# START OF Supplied information

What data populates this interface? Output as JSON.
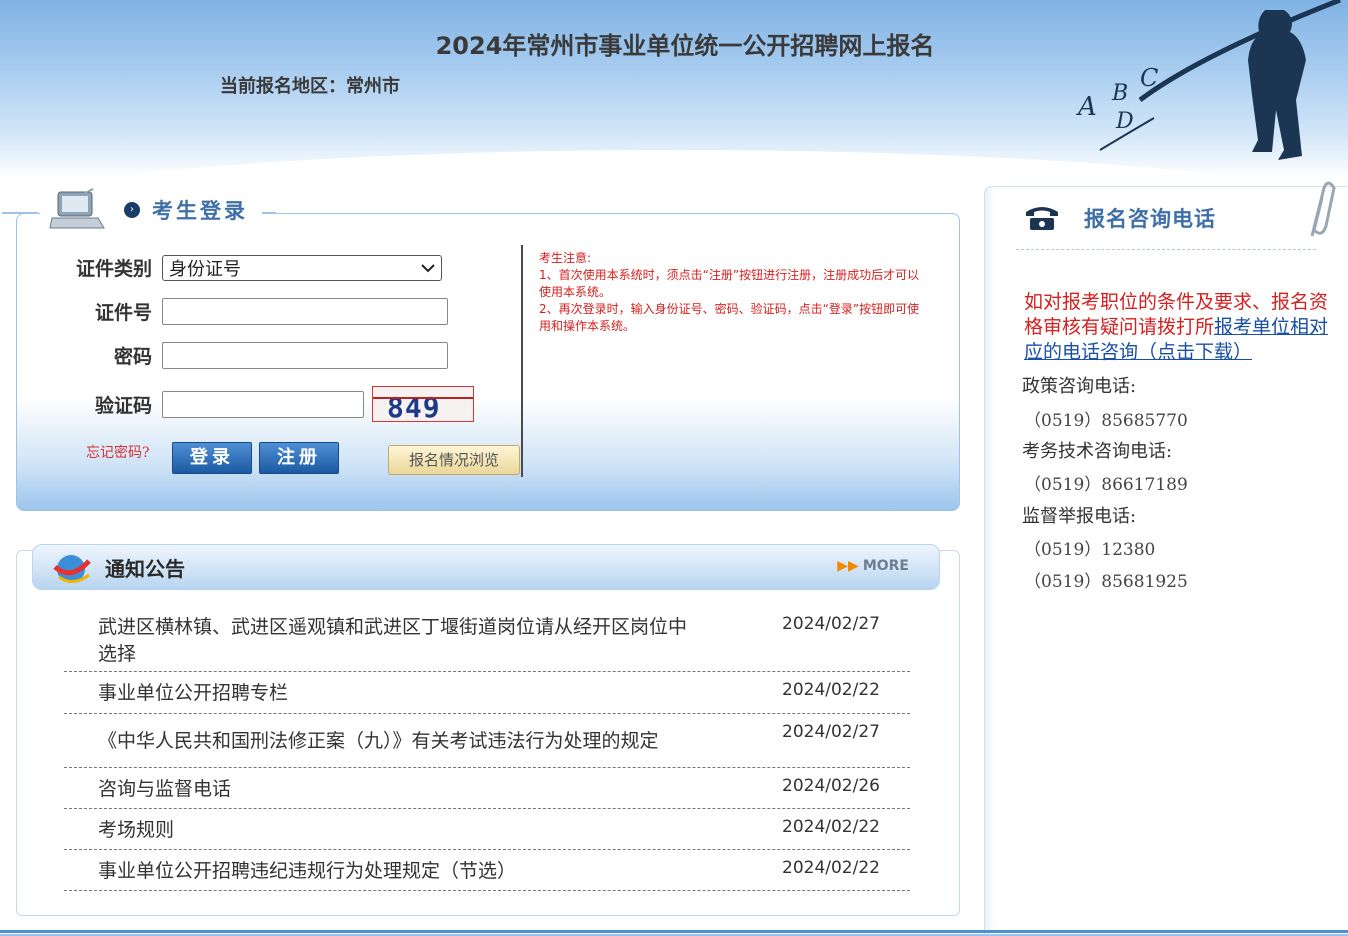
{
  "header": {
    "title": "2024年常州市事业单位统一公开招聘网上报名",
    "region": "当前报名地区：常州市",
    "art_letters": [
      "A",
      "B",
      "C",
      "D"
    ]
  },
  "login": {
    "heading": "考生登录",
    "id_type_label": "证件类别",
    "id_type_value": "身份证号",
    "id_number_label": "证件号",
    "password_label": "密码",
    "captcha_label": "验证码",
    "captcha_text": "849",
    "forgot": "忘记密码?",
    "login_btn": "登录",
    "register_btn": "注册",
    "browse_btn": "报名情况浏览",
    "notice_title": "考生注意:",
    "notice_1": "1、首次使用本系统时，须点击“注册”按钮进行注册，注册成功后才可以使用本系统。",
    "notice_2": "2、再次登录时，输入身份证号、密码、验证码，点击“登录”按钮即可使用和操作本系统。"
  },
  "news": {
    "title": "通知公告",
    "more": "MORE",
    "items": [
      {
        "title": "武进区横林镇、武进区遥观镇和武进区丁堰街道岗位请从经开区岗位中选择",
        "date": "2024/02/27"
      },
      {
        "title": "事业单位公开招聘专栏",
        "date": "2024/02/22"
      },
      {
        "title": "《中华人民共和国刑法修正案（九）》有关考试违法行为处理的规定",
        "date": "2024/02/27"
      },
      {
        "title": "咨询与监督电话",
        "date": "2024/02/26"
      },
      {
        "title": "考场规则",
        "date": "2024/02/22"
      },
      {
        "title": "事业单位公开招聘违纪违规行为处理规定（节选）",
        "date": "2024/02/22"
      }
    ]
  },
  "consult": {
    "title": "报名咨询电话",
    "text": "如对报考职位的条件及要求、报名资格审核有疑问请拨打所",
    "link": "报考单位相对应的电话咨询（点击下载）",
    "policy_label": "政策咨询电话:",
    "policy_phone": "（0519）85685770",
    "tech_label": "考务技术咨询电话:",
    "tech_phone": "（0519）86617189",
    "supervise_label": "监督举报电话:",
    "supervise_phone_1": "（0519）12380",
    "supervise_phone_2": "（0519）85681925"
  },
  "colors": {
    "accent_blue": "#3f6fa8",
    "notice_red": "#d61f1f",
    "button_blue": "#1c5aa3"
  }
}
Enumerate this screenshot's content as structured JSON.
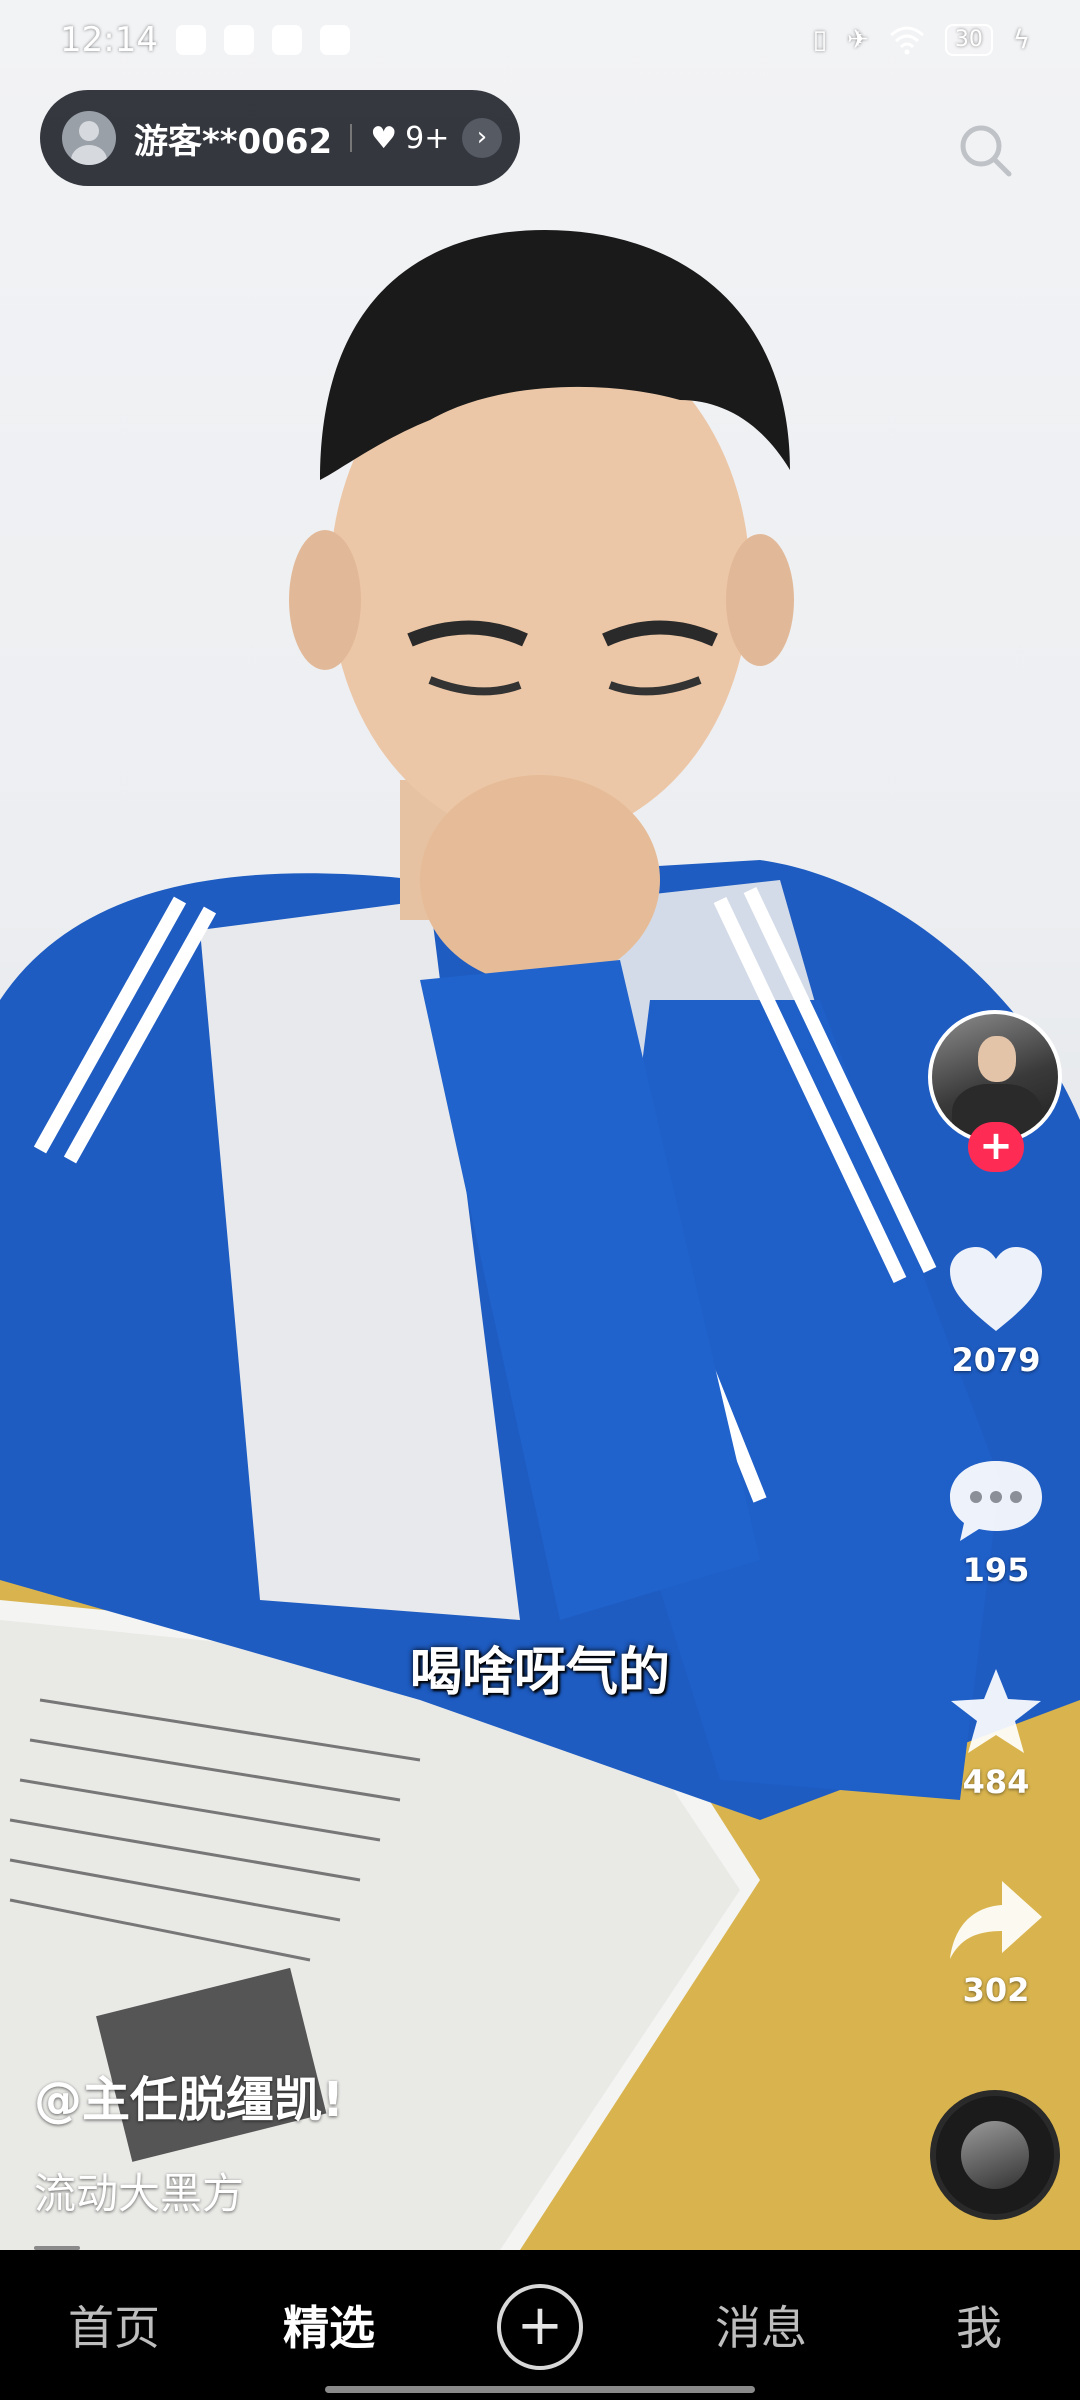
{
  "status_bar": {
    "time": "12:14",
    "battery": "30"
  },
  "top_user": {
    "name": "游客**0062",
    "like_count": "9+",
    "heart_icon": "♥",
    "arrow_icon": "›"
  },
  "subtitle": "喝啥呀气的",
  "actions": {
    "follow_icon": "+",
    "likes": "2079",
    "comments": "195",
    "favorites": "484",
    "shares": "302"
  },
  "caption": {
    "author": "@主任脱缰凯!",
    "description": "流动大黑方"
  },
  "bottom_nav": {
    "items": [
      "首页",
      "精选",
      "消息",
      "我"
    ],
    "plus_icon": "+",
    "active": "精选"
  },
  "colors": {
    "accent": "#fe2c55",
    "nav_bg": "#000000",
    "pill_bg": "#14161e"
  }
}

# END OF Supplied information

## Exercise task
Keep every word of the data as it is when you write it out, but drop the pictures.

## Solution to this task
What data populates this interface? Output as JSON.
{
  "header": {
    "title": "2024年常州市事业单位统一公开招聘网上报名",
    "region": "当前报名地区：常州市",
    "art_letters": [
      "A",
      "B",
      "C",
      "D"
    ]
  },
  "login": {
    "heading": "考生登录",
    "id_type_label": "证件类别",
    "id_type_value": "身份证号",
    "id_number_label": "证件号",
    "password_label": "密码",
    "captcha_label": "验证码",
    "captcha_text": "849",
    "forgot": "忘记密码?",
    "login_btn": "登录",
    "register_btn": "注册",
    "browse_btn": "报名情况浏览",
    "notice_title": "考生注意:",
    "notice_1": "1、首次使用本系统时，须点击“注册”按钮进行注册，注册成功后才可以使用本系统。",
    "notice_2": "2、再次登录时，输入身份证号、密码、验证码，点击“登录”按钮即可使用和操作本系统。"
  },
  "news": {
    "title": "通知公告",
    "more": "MORE",
    "items": [
      {
        "title": "武进区横林镇、武进区遥观镇和武进区丁堰街道岗位请从经开区岗位中选择",
        "date": "2024/02/27"
      },
      {
        "title": "事业单位公开招聘专栏",
        "date": "2024/02/22"
      },
      {
        "title": "《中华人民共和国刑法修正案（九）》有关考试违法行为处理的规定",
        "date": "2024/02/27"
      },
      {
        "title": "咨询与监督电话",
        "date": "2024/02/26"
      },
      {
        "title": "考场规则",
        "date": "2024/02/22"
      },
      {
        "title": "事业单位公开招聘违纪违规行为处理规定（节选）",
        "date": "2024/02/22"
      }
    ]
  },
  "consult": {
    "title": "报名咨询电话",
    "text": "如对报考职位的条件及要求、报名资格审核有疑问请拨打所",
    "link": "报考单位相对应的电话咨询（点击下载）",
    "policy_label": "政策咨询电话:",
    "policy_phone": "（0519）85685770",
    "tech_label": "考务技术咨询电话:",
    "tech_phone": "（0519）86617189",
    "supervise_label": "监督举报电话:",
    "supervise_phone_1": "（0519）12380",
    "supervise_phone_2": "（0519）85681925"
  },
  "colors": {
    "accent_blue": "#3f6fa8",
    "notice_red": "#d61f1f",
    "button_blue": "#1c5aa3"
  }
}
Enumerate this screenshot's content as structured JSON.
{
  "status_bar": {
    "time": "12:14",
    "battery": "30"
  },
  "top_user": {
    "name": "游客**0062",
    "like_count": "9+",
    "heart_icon": "♥",
    "arrow_icon": "›"
  },
  "subtitle": "喝啥呀气的",
  "actions": {
    "follow_icon": "+",
    "likes": "2079",
    "comments": "195",
    "favorites": "484",
    "shares": "302"
  },
  "caption": {
    "author": "@主任脱缰凯!",
    "description": "流动大黑方"
  },
  "bottom_nav": {
    "items": [
      "首页",
      "精选",
      "消息",
      "我"
    ],
    "plus_icon": "+",
    "active": "精选"
  },
  "colors": {
    "accent": "#fe2c55",
    "nav_bg": "#000000",
    "pill_bg": "#14161e"
  }
}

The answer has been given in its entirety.